TensorRT&Sample&Python[fc_plugin_caffe

本文是基于TensorRT 5.0.2基础上，关于其内部的fc_plugin_caffe_mnist例子的分析和介绍。

本例子相较于前面例子的不同在于，其还包含cpp代码，且此时依赖项还挺多。该例子展示如何使用基于cpp写的plugin，用tensorrt python 绑定接口和caffe解析器一起工作的过程。该例子使用cuBLAS和cuDNn实现一个全连接层，然后实现成tensorrt plugin，然后用pybind11生成对应python绑定，这些绑定随后被用来注册为caffe解析器的一部分。

1 引言

假设当前路径为：

TensorRT-5.0.2.6/samples

其对应当前例子文件目录树为：

# tree python

python

├── common.py

├── fc_plugin_caffe_mnist

│   ├── CMakeLists.txt

│   ├── __init__.py

│   ├── plugin

│   │   ├── FullyConnected.h

│   │   └── pyFullyConnected.cpp

│   ├── README.md

│   ├── requirements.txt

│   └── sample.py

其中：

plugin包含FullyConnected 层的plugin：

FullyConnected.h 基于CUDA，cuDNN，cuBLAS实现该插件；

pyFullyConnected.cpp 生成关于FCPlugin和FCPluginFactory插件的python绑定；

sample.py 使用提供的FullyConnected 层插件运行MNIST网络；

2 安装依赖

安装CUDA

安装cuDNN

安装cuBLAS

安装pybind11:

git clone -b v2.2.3 https://github.com/pybind/pybind11.git

安装python包:

Pillow

pycuda

numpy

argparse

3 编译该插件

创建build文件夹，然后进入该文件夹

mkdir build && pushd build

cmake生成对应Makefile，此处可以自由设定一些参数。如果其中有些依赖不在默认位置路径上，可以cmake手动指定，关于Cmake的文档，可参考

cmake .. -DCUDA_ROOT=/usr/local/cuda-9.0 \

         -DPYBIND11_DIR=/root/pybind11/ \

         -DPYTHON3_INC_DIR=/usr/local/python3/include/python3.5m/ \

         -DNVINFER_LIB=/TensorRT-5.0.2.6/lib/libnvinfer.so  \

         -D_NVINFER_PLUGIN_LIB=/TensorRT-5.0.2.6/lib/ \

         -D_NVPARSERS_LIB=/TensorRT-5.0.2.6/lib \

         -DTRT_INC_DIR=/TensorRT-5.0.2.6/include/

注意cmake打出的日志中的VARIABLE_NAME-NOTFOUND

进行编译

make -j32

跳出build

popd

4 代码解析

首先，按上面编译过程所述，在build文件夹中会需要调用cmake命令，而该命令会读取上一层，也就是CMakeLists.txt,

其中关于find_library, include_directories, add_subdirectory的可以参考cmake-command文档

cmake_minimum_required(VERSION 3.2 FATAL_ERROR) # 最小cmake版本限定

project(FCPlugin LANGUAGES CXX C) # 项目名称和对应的编程语言

# 设定一个宏set_ifndef，用于操作当变量未找到时的行为：此处将未找到变量var 设定为val

macro(set_ifndef var val)

:: 任务要求 ::
请根据上面这篇关于TensorRT示例的文章回答下列问题：
(a) pyFullyConnected.cpp 为哪两个插件生成python绑定？
(b) 用git clone安装pybind11时指定的版本是什么？
(c) CMakeLists.txt 中 project 命令设定的项目名称是什么？

:: 原始材料 ::
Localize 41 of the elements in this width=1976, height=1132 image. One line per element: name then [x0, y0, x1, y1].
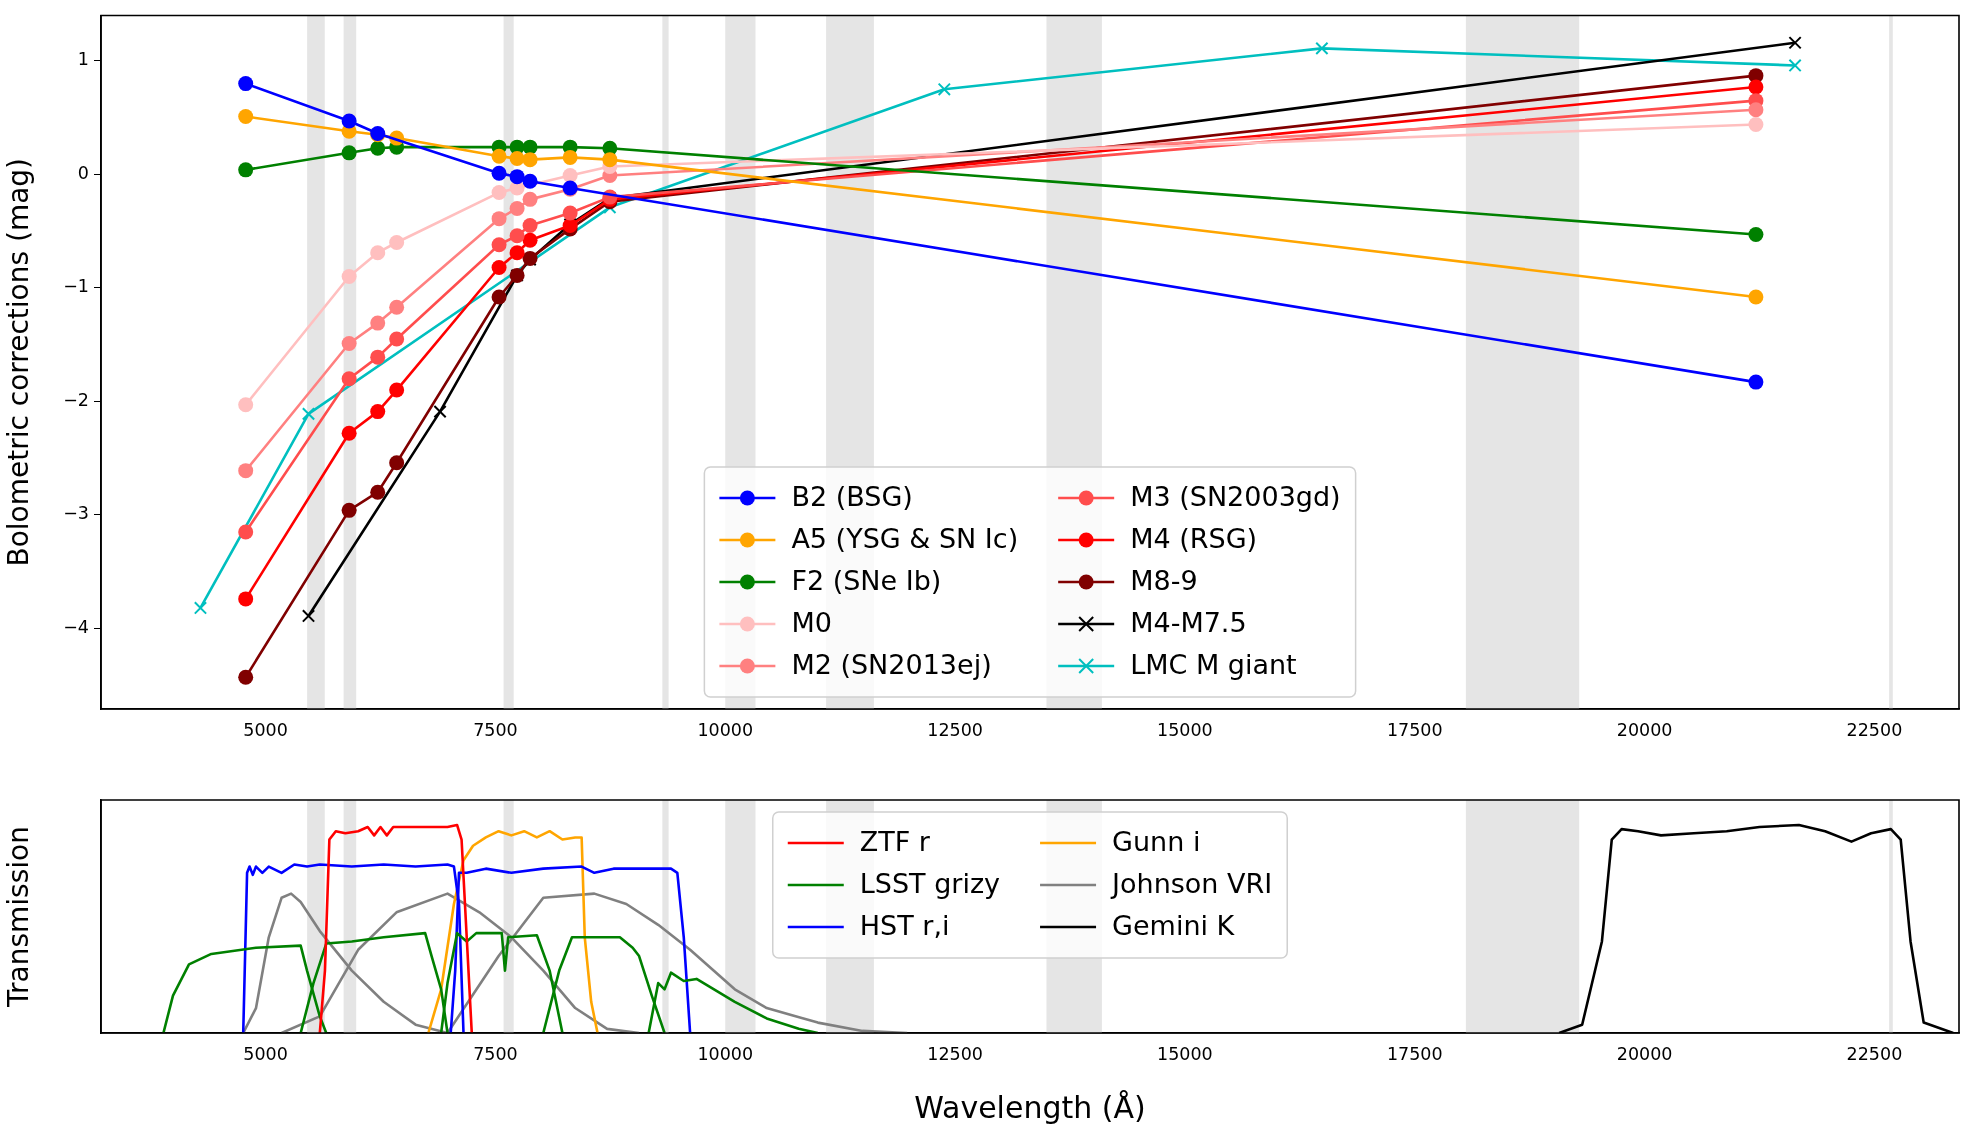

:: 参考答案 ::
(a) FCPlugin和FCPluginFactory。
(b) v2.2.3。
(c) FCPlugin。